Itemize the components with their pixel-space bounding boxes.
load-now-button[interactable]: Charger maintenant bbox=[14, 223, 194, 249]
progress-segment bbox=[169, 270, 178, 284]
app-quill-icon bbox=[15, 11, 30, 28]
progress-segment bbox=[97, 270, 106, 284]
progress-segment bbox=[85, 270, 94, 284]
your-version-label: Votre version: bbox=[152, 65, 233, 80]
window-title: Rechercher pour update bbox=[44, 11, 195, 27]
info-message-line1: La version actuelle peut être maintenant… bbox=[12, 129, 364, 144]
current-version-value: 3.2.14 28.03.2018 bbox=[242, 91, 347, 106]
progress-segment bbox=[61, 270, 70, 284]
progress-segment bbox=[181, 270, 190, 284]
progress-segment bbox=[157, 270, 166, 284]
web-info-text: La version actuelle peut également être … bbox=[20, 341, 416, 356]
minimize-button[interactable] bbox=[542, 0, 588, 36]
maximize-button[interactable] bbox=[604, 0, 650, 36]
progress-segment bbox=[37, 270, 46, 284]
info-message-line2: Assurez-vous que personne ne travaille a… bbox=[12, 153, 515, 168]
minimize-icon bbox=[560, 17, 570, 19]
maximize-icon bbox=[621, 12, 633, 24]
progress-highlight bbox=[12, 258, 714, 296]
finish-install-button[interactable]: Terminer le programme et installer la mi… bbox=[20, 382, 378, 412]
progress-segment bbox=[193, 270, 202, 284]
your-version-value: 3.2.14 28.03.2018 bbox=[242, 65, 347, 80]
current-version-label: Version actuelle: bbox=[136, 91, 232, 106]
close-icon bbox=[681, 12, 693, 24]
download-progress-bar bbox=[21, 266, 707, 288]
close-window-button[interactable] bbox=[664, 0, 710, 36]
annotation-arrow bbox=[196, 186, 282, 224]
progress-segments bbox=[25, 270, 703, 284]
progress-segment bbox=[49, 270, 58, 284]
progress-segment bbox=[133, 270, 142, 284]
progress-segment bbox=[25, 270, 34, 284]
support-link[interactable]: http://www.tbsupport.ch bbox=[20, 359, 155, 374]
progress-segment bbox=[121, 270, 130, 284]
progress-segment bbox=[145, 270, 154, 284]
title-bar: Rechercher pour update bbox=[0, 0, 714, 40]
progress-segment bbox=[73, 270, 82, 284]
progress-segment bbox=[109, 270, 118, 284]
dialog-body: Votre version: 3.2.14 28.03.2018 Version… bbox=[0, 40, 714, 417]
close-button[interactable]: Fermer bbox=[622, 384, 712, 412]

......

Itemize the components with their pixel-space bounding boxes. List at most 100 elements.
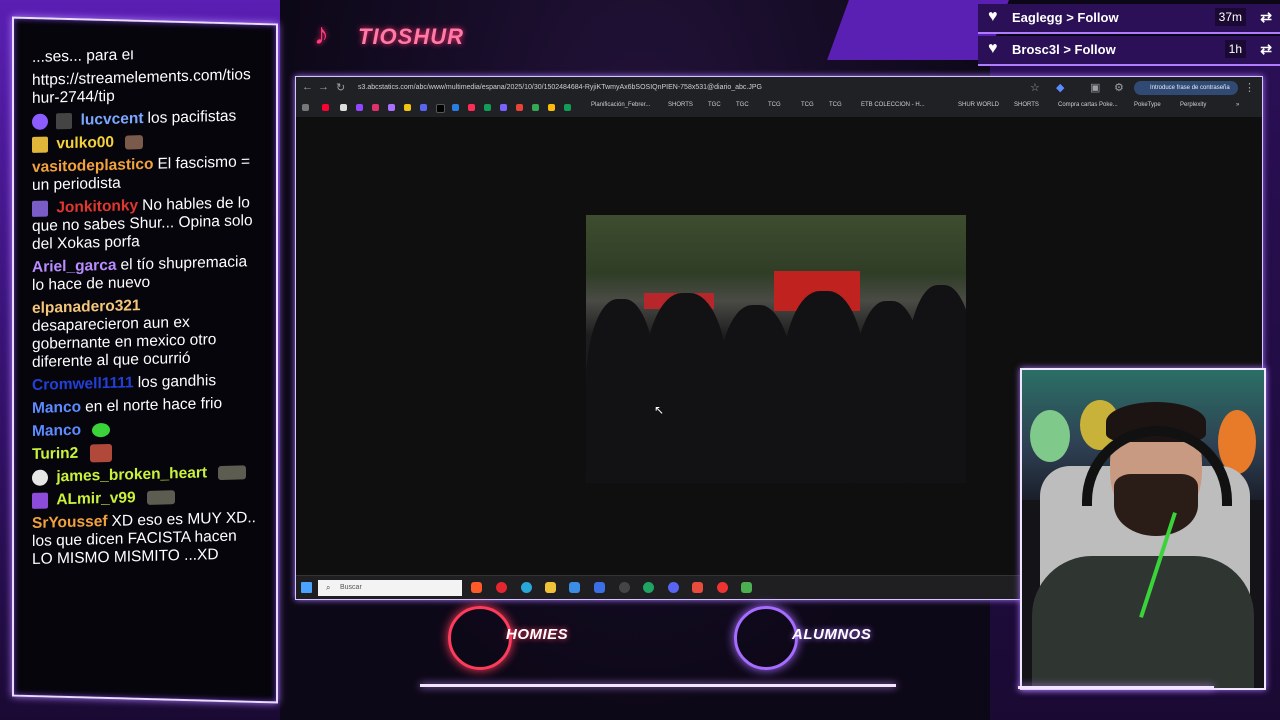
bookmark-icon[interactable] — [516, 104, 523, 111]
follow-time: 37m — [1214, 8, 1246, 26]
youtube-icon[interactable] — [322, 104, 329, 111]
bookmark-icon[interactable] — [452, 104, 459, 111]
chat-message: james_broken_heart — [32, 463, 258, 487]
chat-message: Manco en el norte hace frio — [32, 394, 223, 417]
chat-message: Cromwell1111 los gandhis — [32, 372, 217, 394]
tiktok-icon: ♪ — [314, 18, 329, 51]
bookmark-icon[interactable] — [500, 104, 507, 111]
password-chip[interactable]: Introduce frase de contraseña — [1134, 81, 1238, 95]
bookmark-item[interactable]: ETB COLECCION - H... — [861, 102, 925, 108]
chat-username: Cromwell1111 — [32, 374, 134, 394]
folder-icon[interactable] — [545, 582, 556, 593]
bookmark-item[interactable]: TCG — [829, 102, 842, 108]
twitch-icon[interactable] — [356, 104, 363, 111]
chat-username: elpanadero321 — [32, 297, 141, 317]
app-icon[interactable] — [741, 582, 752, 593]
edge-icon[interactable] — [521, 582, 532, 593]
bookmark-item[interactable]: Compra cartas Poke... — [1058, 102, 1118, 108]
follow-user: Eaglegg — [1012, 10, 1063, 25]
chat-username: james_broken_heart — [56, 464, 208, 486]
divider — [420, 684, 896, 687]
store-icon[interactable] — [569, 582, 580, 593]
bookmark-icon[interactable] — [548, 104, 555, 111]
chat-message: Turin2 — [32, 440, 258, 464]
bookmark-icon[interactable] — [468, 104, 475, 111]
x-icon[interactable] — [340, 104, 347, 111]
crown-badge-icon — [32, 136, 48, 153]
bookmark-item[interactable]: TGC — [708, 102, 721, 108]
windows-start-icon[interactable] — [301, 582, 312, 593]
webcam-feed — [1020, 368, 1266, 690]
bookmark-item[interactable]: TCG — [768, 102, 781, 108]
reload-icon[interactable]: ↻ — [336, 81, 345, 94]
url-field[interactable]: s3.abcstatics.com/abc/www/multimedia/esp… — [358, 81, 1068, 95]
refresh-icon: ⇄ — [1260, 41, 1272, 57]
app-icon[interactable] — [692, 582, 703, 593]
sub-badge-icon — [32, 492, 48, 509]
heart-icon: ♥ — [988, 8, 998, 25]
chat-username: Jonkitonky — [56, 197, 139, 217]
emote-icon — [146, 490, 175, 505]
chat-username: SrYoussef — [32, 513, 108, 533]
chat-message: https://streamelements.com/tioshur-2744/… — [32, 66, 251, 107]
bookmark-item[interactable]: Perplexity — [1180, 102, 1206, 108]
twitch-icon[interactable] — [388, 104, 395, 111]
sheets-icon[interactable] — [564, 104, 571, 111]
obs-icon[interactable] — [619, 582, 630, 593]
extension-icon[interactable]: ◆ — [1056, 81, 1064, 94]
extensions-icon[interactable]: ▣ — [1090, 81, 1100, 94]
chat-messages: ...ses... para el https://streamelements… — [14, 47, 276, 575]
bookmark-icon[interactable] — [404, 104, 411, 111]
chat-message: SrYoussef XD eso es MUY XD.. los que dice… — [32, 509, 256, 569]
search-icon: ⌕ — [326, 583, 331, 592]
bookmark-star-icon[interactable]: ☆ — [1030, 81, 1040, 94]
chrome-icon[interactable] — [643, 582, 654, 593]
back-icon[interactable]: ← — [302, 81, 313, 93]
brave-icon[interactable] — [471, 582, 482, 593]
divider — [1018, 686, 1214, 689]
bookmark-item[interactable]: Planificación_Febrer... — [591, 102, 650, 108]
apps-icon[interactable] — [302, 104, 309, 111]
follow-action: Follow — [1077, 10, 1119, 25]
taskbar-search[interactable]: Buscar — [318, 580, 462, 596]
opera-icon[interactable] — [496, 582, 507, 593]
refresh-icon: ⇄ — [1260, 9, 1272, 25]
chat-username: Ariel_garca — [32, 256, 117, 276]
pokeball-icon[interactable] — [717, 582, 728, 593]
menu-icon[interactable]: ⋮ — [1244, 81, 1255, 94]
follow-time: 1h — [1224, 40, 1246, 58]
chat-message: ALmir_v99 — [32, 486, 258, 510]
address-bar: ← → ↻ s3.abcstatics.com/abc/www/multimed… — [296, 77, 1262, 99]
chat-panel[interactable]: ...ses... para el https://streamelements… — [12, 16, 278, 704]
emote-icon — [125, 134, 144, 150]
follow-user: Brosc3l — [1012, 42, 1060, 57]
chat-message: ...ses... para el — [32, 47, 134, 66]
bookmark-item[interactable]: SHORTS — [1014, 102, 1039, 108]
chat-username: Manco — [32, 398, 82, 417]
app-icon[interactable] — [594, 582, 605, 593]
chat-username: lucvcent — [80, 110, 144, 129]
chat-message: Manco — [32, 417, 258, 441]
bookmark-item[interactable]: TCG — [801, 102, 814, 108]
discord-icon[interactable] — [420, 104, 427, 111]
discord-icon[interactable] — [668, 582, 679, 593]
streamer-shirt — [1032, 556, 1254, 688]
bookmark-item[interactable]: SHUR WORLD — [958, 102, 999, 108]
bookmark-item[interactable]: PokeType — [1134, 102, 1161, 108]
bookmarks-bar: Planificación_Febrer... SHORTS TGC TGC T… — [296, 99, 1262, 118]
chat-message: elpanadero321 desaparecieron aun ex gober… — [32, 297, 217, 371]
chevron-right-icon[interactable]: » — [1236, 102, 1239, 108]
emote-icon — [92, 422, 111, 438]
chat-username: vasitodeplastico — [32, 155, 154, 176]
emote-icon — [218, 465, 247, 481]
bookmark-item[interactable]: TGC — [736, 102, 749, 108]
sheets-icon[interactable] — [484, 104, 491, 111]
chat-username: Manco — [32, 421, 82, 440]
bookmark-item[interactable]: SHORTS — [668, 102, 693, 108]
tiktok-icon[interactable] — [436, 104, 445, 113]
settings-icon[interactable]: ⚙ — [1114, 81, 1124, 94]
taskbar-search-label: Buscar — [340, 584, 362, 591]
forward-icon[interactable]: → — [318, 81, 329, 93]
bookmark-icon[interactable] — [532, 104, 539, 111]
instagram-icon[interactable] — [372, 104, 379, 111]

......

### YOUR GOAL
Copy the rows above word for word, starting with the row that contains "bookmark-icon[interactable] — [516, 104, 523, 111]" and going on through the row that contains "bookmark-item[interactable]: TCG — [829, 102, 842, 108]", with both of those rows included.

### WORKED SOLUTION
bookmark-icon[interactable] — [516, 104, 523, 111]
follow-time: 37m — [1214, 8, 1246, 26]
youtube-icon[interactable] — [322, 104, 329, 111]
bookmark-icon[interactable] — [452, 104, 459, 111]
chat-message: james_broken_heart — [32, 463, 258, 487]
chat-message: Manco en el norte hace frio — [32, 394, 223, 417]
chat-message: Cromwell1111 los gandhis — [32, 372, 217, 394]
tiktok-icon: ♪ — [314, 18, 329, 51]
bookmark-icon[interactable] — [500, 104, 507, 111]
password-chip[interactable]: Introduce frase de contraseña — [1134, 81, 1238, 95]
bookmark-item[interactable]: ETB COLECCION - H... — [861, 102, 925, 108]
chat-username: Cromwell1111 — [32, 374, 134, 394]
folder-icon[interactable] — [545, 582, 556, 593]
bookmark-item[interactable]: TCG — [829, 102, 842, 108]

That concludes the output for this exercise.